Each line containing the word "Global" must be collected.
----- RECORDED DATA -----
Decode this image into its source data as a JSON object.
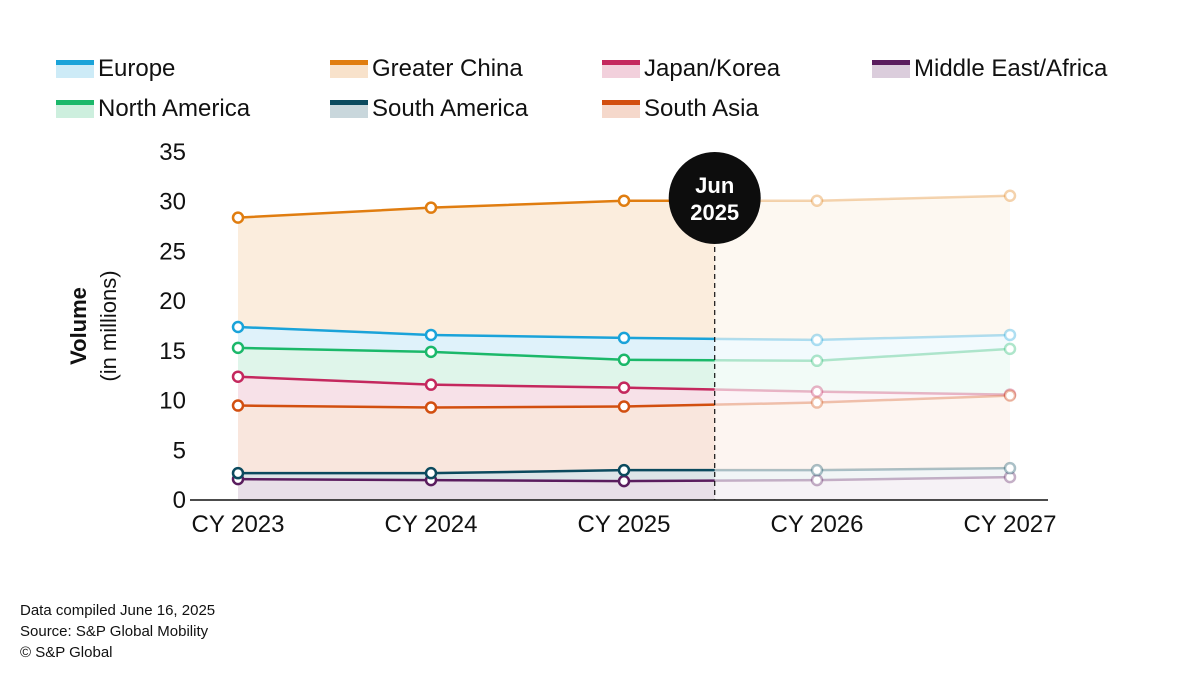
{
  "chart_data": {
    "type": "line",
    "xlabel": "",
    "ylabel": "Volume",
    "ylabel_sub": "(in millions)",
    "categories": [
      "CY 2023",
      "CY 2024",
      "CY 2025",
      "CY 2026",
      "CY 2027"
    ],
    "ylim": [
      0,
      35
    ],
    "yticks": [
      0,
      5,
      10,
      15,
      20,
      25,
      30,
      35
    ],
    "marker": {
      "label_line1": "Jun",
      "label_line2": "2025",
      "x": 2.47
    },
    "series": [
      {
        "name": "Europe",
        "color": "#1aa3d9",
        "values": [
          17.4,
          16.6,
          16.3,
          16.1,
          16.6
        ]
      },
      {
        "name": "Greater China",
        "color": "#e07d10",
        "values": [
          28.4,
          29.4,
          30.1,
          30.1,
          30.6
        ]
      },
      {
        "name": "Japan/Korea",
        "color": "#c4285e",
        "values": [
          12.4,
          11.6,
          11.3,
          10.9,
          10.6
        ]
      },
      {
        "name": "Middle East/Africa",
        "color": "#5a1d5e",
        "values": [
          2.1,
          2.0,
          1.9,
          2.0,
          2.3
        ]
      },
      {
        "name": "North America",
        "color": "#1bb86a",
        "values": [
          15.3,
          14.9,
          14.1,
          14.0,
          15.2
        ]
      },
      {
        "name": "South America",
        "color": "#0b4a5e",
        "values": [
          2.7,
          2.7,
          3.0,
          3.0,
          3.2
        ]
      },
      {
        "name": "South Asia",
        "color": "#d24f10",
        "values": [
          9.5,
          9.3,
          9.4,
          9.8,
          10.5
        ]
      }
    ]
  },
  "footer": {
    "line1": "Data compiled June 16, 2025",
    "line2": "Source: S&P Global Mobility",
    "line3": "© S&P Global"
  }
}
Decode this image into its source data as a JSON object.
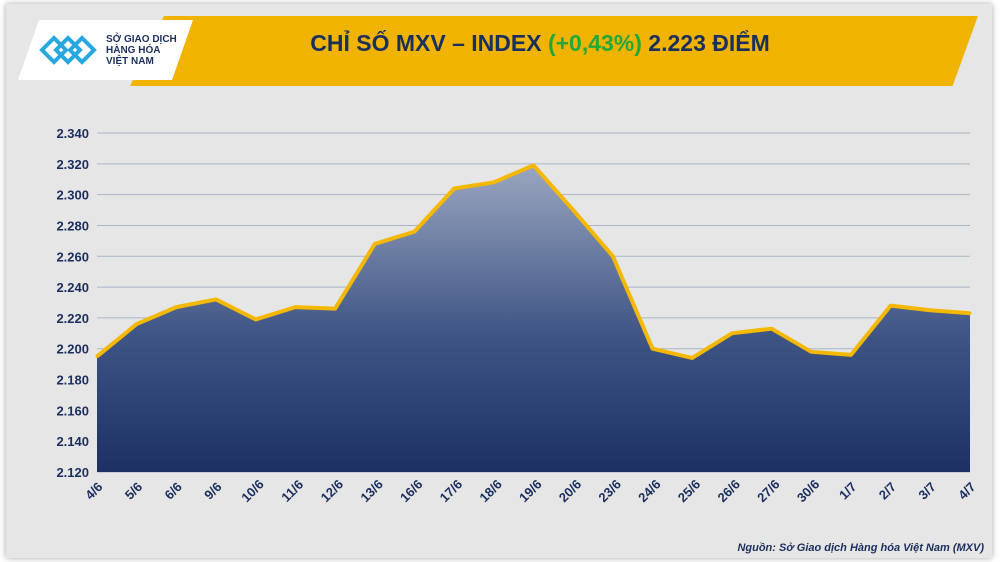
{
  "header": {
    "title_prefix": "CHỈ SỐ MXV – INDEX ",
    "change": "(+0,43%)",
    "title_suffix": " 2.223 ĐIỂM",
    "logo_text": [
      "SỞ GIAO DỊCH",
      "HÀNG HÓA",
      "VIỆT NAM"
    ]
  },
  "footer": {
    "source": "Nguồn: Sở Giao dịch Hàng hóa Việt Nam (MXV)"
  },
  "colors": {
    "line": "#f5b800",
    "area_top": "#9aa6c0",
    "area_bottom": "#1c3064",
    "positive": "#22a83b",
    "title": "#1b2f5e"
  },
  "chart_data": {
    "type": "area",
    "title": "CHỈ SỐ MXV – INDEX (+0,43%) 2.223 ĐIỂM",
    "categories": [
      "4/6",
      "5/6",
      "6/6",
      "9/6",
      "10/6",
      "11/6",
      "12/6",
      "13/6",
      "16/6",
      "17/6",
      "18/6",
      "19/6",
      "20/6",
      "23/6",
      "24/6",
      "25/6",
      "26/6",
      "27/6",
      "30/6",
      "1/7",
      "2/7",
      "3/7",
      "4/7"
    ],
    "values": [
      2195,
      2216,
      2227,
      2232,
      2219,
      2227,
      2226,
      2268,
      2276,
      2304,
      2308,
      2319,
      2290,
      2260,
      2200,
      2194,
      2210,
      2213,
      2198,
      2196,
      2228,
      2225,
      2223
    ],
    "ylim": [
      2120,
      2340
    ],
    "yticks": [
      "2.120",
      "2.140",
      "2.160",
      "2.180",
      "2.200",
      "2.220",
      "2.240",
      "2.260",
      "2.280",
      "2.300",
      "2.320",
      "2.340"
    ],
    "grid": true,
    "legend": "none"
  }
}
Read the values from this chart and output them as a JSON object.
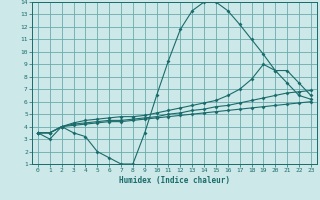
{
  "background_color": "#cde8e8",
  "grid_color": "#6aabab",
  "line_color": "#1a6b6b",
  "xlim": [
    -0.5,
    23.5
  ],
  "ylim": [
    1,
    14
  ],
  "xlabel": "Humidex (Indice chaleur)",
  "xticks": [
    0,
    1,
    2,
    3,
    4,
    5,
    6,
    7,
    8,
    9,
    10,
    11,
    12,
    13,
    14,
    15,
    16,
    17,
    18,
    19,
    20,
    21,
    22,
    23
  ],
  "yticks": [
    1,
    2,
    3,
    4,
    5,
    6,
    7,
    8,
    9,
    10,
    11,
    12,
    13,
    14
  ],
  "series": [
    {
      "x": [
        0,
        1,
        2,
        3,
        4,
        5,
        6,
        7,
        8,
        9,
        10,
        11,
        12,
        13,
        14,
        15,
        16,
        17,
        18,
        19,
        20,
        21,
        22,
        23
      ],
      "y": [
        3.5,
        3.0,
        4.0,
        3.5,
        3.2,
        2.0,
        1.5,
        1.0,
        1.0,
        3.5,
        6.5,
        9.3,
        11.8,
        13.3,
        14.0,
        14.0,
        13.3,
        12.2,
        11.0,
        9.8,
        8.5,
        7.5,
        6.5,
        6.2
      ]
    },
    {
      "x": [
        0,
        1,
        2,
        3,
        4,
        5,
        6,
        7,
        8,
        9,
        10,
        11,
        12,
        13,
        14,
        15,
        16,
        17,
        18,
        19,
        20,
        21,
        22,
        23
      ],
      "y": [
        3.5,
        3.5,
        4.0,
        4.3,
        4.5,
        4.6,
        4.7,
        4.8,
        4.8,
        4.9,
        5.1,
        5.3,
        5.5,
        5.7,
        5.9,
        6.1,
        6.5,
        7.0,
        7.8,
        9.0,
        8.5,
        8.5,
        7.5,
        6.5
      ]
    },
    {
      "x": [
        0,
        1,
        2,
        3,
        4,
        5,
        6,
        7,
        8,
        9,
        10,
        11,
        12,
        13,
        14,
        15,
        16,
        17,
        18,
        19,
        20,
        21,
        22,
        23
      ],
      "y": [
        3.5,
        3.5,
        4.0,
        4.2,
        4.3,
        4.4,
        4.5,
        4.5,
        4.6,
        4.7,
        4.8,
        5.0,
        5.1,
        5.3,
        5.4,
        5.6,
        5.7,
        5.9,
        6.1,
        6.3,
        6.5,
        6.7,
        6.8,
        6.9
      ]
    },
    {
      "x": [
        0,
        1,
        2,
        3,
        4,
        5,
        6,
        7,
        8,
        9,
        10,
        11,
        12,
        13,
        14,
        15,
        16,
        17,
        18,
        19,
        20,
        21,
        22,
        23
      ],
      "y": [
        3.5,
        3.5,
        4.0,
        4.1,
        4.2,
        4.3,
        4.4,
        4.4,
        4.5,
        4.6,
        4.7,
        4.8,
        4.9,
        5.0,
        5.1,
        5.2,
        5.3,
        5.4,
        5.5,
        5.6,
        5.7,
        5.8,
        5.9,
        6.0
      ]
    }
  ]
}
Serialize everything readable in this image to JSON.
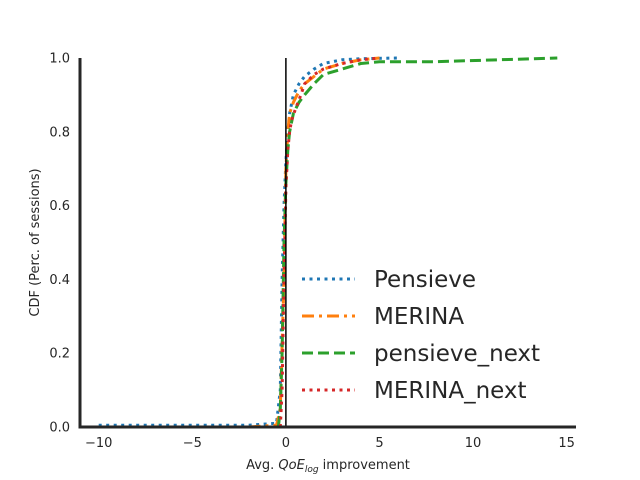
{
  "chart_data": {
    "type": "line",
    "title": "",
    "xlabel_prefix": "Avg. ",
    "xlabel_math": "QoE",
    "xlabel_sub": "log",
    "xlabel_suffix": " improvement",
    "ylabel": "CDF (Perc. of sessions)",
    "xlim": [
      -11,
      15.5
    ],
    "ylim": [
      0,
      1.0
    ],
    "xticks": [
      -10,
      -5,
      0,
      5,
      10,
      15
    ],
    "xtick_labels": [
      "−10",
      "−5",
      "0",
      "5",
      "10",
      "15"
    ],
    "yticks": [
      0.0,
      0.2,
      0.4,
      0.6,
      0.8,
      1.0
    ],
    "ytick_labels": [
      "0.0",
      "0.2",
      "0.4",
      "0.6",
      "0.8",
      "1.0"
    ],
    "vline_x": 0,
    "grid": false,
    "legend_position": "lower-right",
    "series": [
      {
        "name": "Pensieve",
        "color": "#1f77b4",
        "style": "dotted",
        "x": [
          -10,
          -5,
          -2,
          -0.5,
          -0.3,
          -0.2,
          -0.1,
          0,
          0.1,
          0.2,
          0.4,
          0.7,
          1.0,
          1.5,
          2.0,
          3.0,
          4.0,
          6.0
        ],
        "y": [
          0.005,
          0.005,
          0.005,
          0.01,
          0.1,
          0.4,
          0.6,
          0.72,
          0.8,
          0.85,
          0.9,
          0.93,
          0.95,
          0.97,
          0.985,
          0.995,
          0.998,
          1.0
        ]
      },
      {
        "name": "MERINA",
        "color": "#ff7f0e",
        "style": "dashdot",
        "x": [
          -2.0,
          -0.5,
          -0.3,
          -0.1,
          0,
          0.1,
          0.2,
          0.4,
          0.7,
          1.0,
          1.5,
          2.0,
          3.0,
          4.0,
          5.0
        ],
        "y": [
          0.0,
          0.005,
          0.05,
          0.4,
          0.7,
          0.8,
          0.85,
          0.88,
          0.91,
          0.93,
          0.95,
          0.97,
          0.985,
          0.995,
          1.0
        ]
      },
      {
        "name": "pensieve_next",
        "color": "#2ca02c",
        "style": "dashed",
        "x": [
          -0.4,
          -0.3,
          -0.2,
          -0.1,
          0,
          0.1,
          0.2,
          0.4,
          0.7,
          1.0,
          1.5,
          2.0,
          3.0,
          4.0,
          5.0,
          8.0,
          14.5
        ],
        "y": [
          0.0,
          0.05,
          0.2,
          0.5,
          0.66,
          0.75,
          0.8,
          0.85,
          0.88,
          0.9,
          0.93,
          0.955,
          0.97,
          0.985,
          0.99,
          0.99,
          1.0
        ]
      },
      {
        "name": "MERINA_next",
        "color": "#d62728",
        "style": "dotted",
        "x": [
          -0.3,
          -0.2,
          -0.1,
          0,
          0.1,
          0.2,
          0.3,
          0.5,
          0.8,
          1.0,
          1.5,
          2.0,
          3.0,
          4.0,
          5.0
        ],
        "y": [
          0.0,
          0.1,
          0.4,
          0.65,
          0.75,
          0.8,
          0.83,
          0.86,
          0.9,
          0.93,
          0.955,
          0.97,
          0.985,
          0.995,
          1.0
        ]
      }
    ]
  }
}
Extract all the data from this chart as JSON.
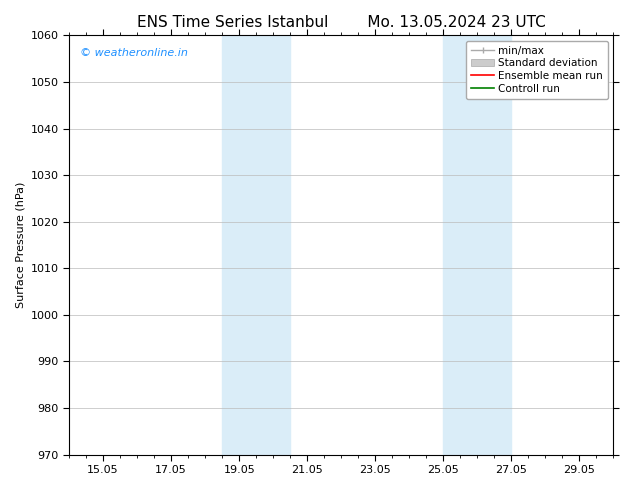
{
  "title_left": "ENS Time Series Istanbul",
  "title_right": "Mo. 13.05.2024 23 UTC",
  "ylabel": "Surface Pressure (hPa)",
  "ylim": [
    970,
    1060
  ],
  "yticks": [
    970,
    980,
    990,
    1000,
    1010,
    1020,
    1030,
    1040,
    1050,
    1060
  ],
  "xlim": [
    0,
    16
  ],
  "xtick_labels": [
    "15.05",
    "17.05",
    "19.05",
    "21.05",
    "23.05",
    "25.05",
    "27.05",
    "29.05"
  ],
  "xtick_positions": [
    1,
    3,
    5,
    7,
    9,
    11,
    13,
    15
  ],
  "shaded_bands": [
    {
      "x_start": 4.5,
      "x_end": 6.5,
      "color": "#daedf8"
    },
    {
      "x_start": 11.0,
      "x_end": 13.0,
      "color": "#daedf8"
    }
  ],
  "watermark_text": "© weatheronline.in",
  "watermark_color": "#1E90FF",
  "background_color": "#ffffff",
  "grid_color": "#bbbbbb",
  "title_fontsize": 11,
  "axis_fontsize": 8,
  "tick_fontsize": 8,
  "watermark_fontsize": 8,
  "legend_fontsize": 7.5
}
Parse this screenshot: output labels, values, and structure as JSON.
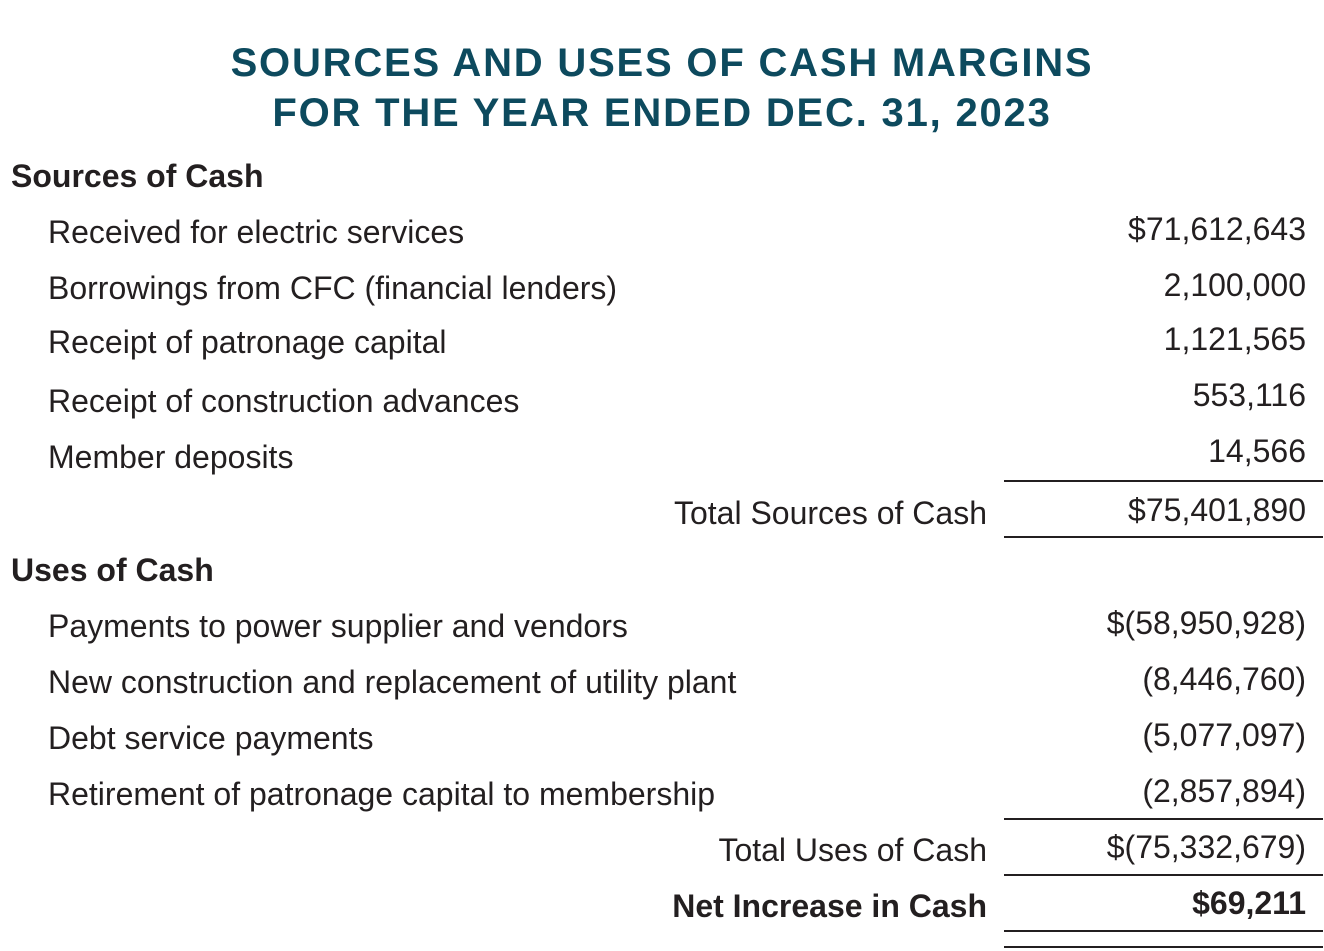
-----
*WRITTEN ANSWER*:
    "line2": "Source: S&P Global Mobility",
    "line3": "© S&P Global"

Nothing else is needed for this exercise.